• Annotated element listings:
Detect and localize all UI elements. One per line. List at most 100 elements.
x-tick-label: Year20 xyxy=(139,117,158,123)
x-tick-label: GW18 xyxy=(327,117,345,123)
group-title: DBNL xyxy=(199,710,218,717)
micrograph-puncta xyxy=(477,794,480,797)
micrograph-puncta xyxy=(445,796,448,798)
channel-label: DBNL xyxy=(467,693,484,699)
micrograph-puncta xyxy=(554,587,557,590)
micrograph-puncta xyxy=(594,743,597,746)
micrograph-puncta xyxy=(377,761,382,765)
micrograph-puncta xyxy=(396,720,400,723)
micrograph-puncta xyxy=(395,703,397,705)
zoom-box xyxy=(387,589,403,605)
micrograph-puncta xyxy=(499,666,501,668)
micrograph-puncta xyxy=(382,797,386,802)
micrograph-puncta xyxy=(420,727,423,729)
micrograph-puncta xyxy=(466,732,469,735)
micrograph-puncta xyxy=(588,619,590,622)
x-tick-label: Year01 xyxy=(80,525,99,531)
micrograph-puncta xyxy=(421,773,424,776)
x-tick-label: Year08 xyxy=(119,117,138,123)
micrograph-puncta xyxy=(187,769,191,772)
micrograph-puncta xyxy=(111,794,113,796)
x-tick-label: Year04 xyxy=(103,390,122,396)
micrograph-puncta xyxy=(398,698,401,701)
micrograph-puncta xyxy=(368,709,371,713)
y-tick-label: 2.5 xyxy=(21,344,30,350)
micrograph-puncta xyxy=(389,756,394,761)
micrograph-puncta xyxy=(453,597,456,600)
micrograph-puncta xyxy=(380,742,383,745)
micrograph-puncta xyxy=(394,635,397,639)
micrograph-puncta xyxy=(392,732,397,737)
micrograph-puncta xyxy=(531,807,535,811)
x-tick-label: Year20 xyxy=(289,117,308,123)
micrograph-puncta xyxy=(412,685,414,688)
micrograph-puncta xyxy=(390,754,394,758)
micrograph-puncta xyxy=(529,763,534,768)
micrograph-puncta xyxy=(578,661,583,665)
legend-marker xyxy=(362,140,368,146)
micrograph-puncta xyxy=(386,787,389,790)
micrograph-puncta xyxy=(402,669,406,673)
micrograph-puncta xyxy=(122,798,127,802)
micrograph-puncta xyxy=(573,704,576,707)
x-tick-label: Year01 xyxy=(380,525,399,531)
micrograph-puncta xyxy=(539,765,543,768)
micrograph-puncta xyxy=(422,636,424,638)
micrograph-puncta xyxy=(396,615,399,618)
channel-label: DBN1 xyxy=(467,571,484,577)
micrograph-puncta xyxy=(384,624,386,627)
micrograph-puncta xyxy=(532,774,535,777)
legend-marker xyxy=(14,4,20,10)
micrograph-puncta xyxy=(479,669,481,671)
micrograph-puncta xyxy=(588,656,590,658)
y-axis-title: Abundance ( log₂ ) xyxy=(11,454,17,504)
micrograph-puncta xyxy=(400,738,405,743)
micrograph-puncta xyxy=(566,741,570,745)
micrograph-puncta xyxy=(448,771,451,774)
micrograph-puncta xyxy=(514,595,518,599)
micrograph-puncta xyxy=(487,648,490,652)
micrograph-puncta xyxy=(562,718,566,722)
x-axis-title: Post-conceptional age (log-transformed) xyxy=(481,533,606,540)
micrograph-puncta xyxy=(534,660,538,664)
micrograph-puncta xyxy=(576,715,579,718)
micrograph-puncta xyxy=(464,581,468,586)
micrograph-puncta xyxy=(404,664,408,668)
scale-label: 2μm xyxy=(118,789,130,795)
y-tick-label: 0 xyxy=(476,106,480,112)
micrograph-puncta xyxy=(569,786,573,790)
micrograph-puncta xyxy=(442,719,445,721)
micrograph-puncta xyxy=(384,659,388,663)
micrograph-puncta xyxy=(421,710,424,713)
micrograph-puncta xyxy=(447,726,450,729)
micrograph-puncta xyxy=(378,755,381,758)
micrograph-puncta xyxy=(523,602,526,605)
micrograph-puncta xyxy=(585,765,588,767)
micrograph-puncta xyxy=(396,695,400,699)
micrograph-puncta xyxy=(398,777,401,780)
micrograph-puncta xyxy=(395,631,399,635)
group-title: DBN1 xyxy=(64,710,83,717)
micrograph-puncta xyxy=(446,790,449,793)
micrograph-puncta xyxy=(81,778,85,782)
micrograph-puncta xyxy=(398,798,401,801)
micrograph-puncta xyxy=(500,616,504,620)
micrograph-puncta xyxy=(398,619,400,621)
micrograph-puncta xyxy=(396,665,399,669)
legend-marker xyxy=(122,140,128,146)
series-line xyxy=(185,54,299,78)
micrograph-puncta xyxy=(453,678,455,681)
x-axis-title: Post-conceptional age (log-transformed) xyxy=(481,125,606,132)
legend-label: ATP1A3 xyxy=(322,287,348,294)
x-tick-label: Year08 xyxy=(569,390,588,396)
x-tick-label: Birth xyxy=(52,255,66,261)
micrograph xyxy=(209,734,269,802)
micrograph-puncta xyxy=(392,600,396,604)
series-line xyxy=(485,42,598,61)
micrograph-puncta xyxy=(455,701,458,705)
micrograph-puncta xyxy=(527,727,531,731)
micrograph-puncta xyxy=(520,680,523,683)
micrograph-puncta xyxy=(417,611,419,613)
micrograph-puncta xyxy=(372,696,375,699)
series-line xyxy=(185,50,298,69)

• Work required:
Transcribe every line of the data above word for word, with no changes.

• Exercise output:
Detect and localize all UI elements. One per line. List at most 100 elements.
x-tick-label: Year20 xyxy=(139,117,158,123)
x-tick-label: GW18 xyxy=(327,117,345,123)
group-title: DBNL xyxy=(199,710,218,717)
micrograph-puncta xyxy=(477,794,480,797)
micrograph-puncta xyxy=(445,796,448,798)
channel-label: DBNL xyxy=(467,693,484,699)
micrograph-puncta xyxy=(554,587,557,590)
micrograph-puncta xyxy=(594,743,597,746)
micrograph-puncta xyxy=(377,761,382,765)
micrograph-puncta xyxy=(396,720,400,723)
micrograph-puncta xyxy=(395,703,397,705)
zoom-box xyxy=(387,589,403,605)
micrograph-puncta xyxy=(499,666,501,668)
micrograph-puncta xyxy=(382,797,386,802)
micrograph-puncta xyxy=(420,727,423,729)
micrograph-puncta xyxy=(466,732,469,735)
micrograph-puncta xyxy=(588,619,590,622)
x-tick-label: Year01 xyxy=(80,525,99,531)
micrograph-puncta xyxy=(421,773,424,776)
x-tick-label: Year08 xyxy=(119,117,138,123)
micrograph-puncta xyxy=(187,769,191,772)
micrograph-puncta xyxy=(111,794,113,796)
x-tick-label: Year04 xyxy=(103,390,122,396)
micrograph-puncta xyxy=(398,698,401,701)
micrograph-puncta xyxy=(368,709,371,713)
y-tick-label: 2.5 xyxy=(21,344,30,350)
micrograph-puncta xyxy=(389,756,394,761)
micrograph-puncta xyxy=(453,597,456,600)
micrograph-puncta xyxy=(380,742,383,745)
micrograph-puncta xyxy=(394,635,397,639)
micrograph-puncta xyxy=(392,732,397,737)
micrograph-puncta xyxy=(531,807,535,811)
x-tick-label: Year20 xyxy=(289,117,308,123)
micrograph-puncta xyxy=(412,685,414,688)
micrograph-puncta xyxy=(390,754,394,758)
micrograph-puncta xyxy=(529,763,534,768)
micrograph-puncta xyxy=(578,661,583,665)
legend-marker xyxy=(362,140,368,146)
micrograph-puncta xyxy=(386,787,389,790)
micrograph-puncta xyxy=(402,669,406,673)
micrograph-puncta xyxy=(122,798,127,802)
micrograph-puncta xyxy=(573,704,576,707)
x-tick-label: Year01 xyxy=(380,525,399,531)
micrograph-puncta xyxy=(539,765,543,768)
micrograph-puncta xyxy=(422,636,424,638)
micrograph-puncta xyxy=(396,615,399,618)
channel-label: DBN1 xyxy=(467,571,484,577)
micrograph-puncta xyxy=(384,624,386,627)
micrograph-puncta xyxy=(532,774,535,777)
legend-marker xyxy=(14,4,20,10)
micrograph-puncta xyxy=(479,669,481,671)
micrograph-puncta xyxy=(588,656,590,658)
y-axis-title: Abundance ( log₂ ) xyxy=(11,454,17,504)
micrograph-puncta xyxy=(400,738,405,743)
micrograph-puncta xyxy=(566,741,570,745)
micrograph-puncta xyxy=(448,771,451,774)
micrograph-puncta xyxy=(514,595,518,599)
micrograph-puncta xyxy=(487,648,490,652)
micrograph-puncta xyxy=(562,718,566,722)
x-axis-title: Post-conceptional age (log-transformed) xyxy=(481,533,606,540)
micrograph-puncta xyxy=(534,660,538,664)
micrograph-puncta xyxy=(576,715,579,718)
micrograph-puncta xyxy=(464,581,468,586)
micrograph-puncta xyxy=(404,664,408,668)
scale-label: 2μm xyxy=(118,789,130,795)
y-tick-label: 0 xyxy=(476,106,480,112)
micrograph-puncta xyxy=(569,786,573,790)
micrograph-puncta xyxy=(442,719,445,721)
micrograph-puncta xyxy=(384,659,388,663)
micrograph-puncta xyxy=(421,710,424,713)
micrograph-puncta xyxy=(447,726,450,729)
micrograph-puncta xyxy=(378,755,381,758)
micrograph-puncta xyxy=(523,602,526,605)
micrograph-puncta xyxy=(585,765,588,767)
micrograph-puncta xyxy=(396,695,400,699)
micrograph-puncta xyxy=(398,777,401,780)
micrograph-puncta xyxy=(395,631,399,635)
group-title: DBN1 xyxy=(64,710,83,717)
micrograph-puncta xyxy=(446,790,449,793)
micrograph-puncta xyxy=(81,778,85,782)
micrograph-puncta xyxy=(398,798,401,801)
micrograph-puncta xyxy=(500,616,504,620)
micrograph-puncta xyxy=(398,619,400,621)
micrograph-puncta xyxy=(396,665,399,669)
legend-marker xyxy=(122,140,128,146)
series-line xyxy=(185,54,299,78)
micrograph-puncta xyxy=(453,678,455,681)
x-axis-title: Post-conceptional age (log-transformed) xyxy=(481,125,606,132)
legend-label: ATP1A3 xyxy=(322,287,348,294)
x-tick-label: Year08 xyxy=(569,390,588,396)
x-tick-label: Birth xyxy=(52,255,66,261)
micrograph xyxy=(209,734,269,802)
micrograph-puncta xyxy=(392,600,396,604)
series-line xyxy=(485,42,598,61)
micrograph-puncta xyxy=(455,701,458,705)
micrograph-puncta xyxy=(527,727,531,731)
micrograph-puncta xyxy=(520,680,523,683)
micrograph-puncta xyxy=(417,611,419,613)
micrograph-puncta xyxy=(372,696,375,699)
series-line xyxy=(185,50,298,69)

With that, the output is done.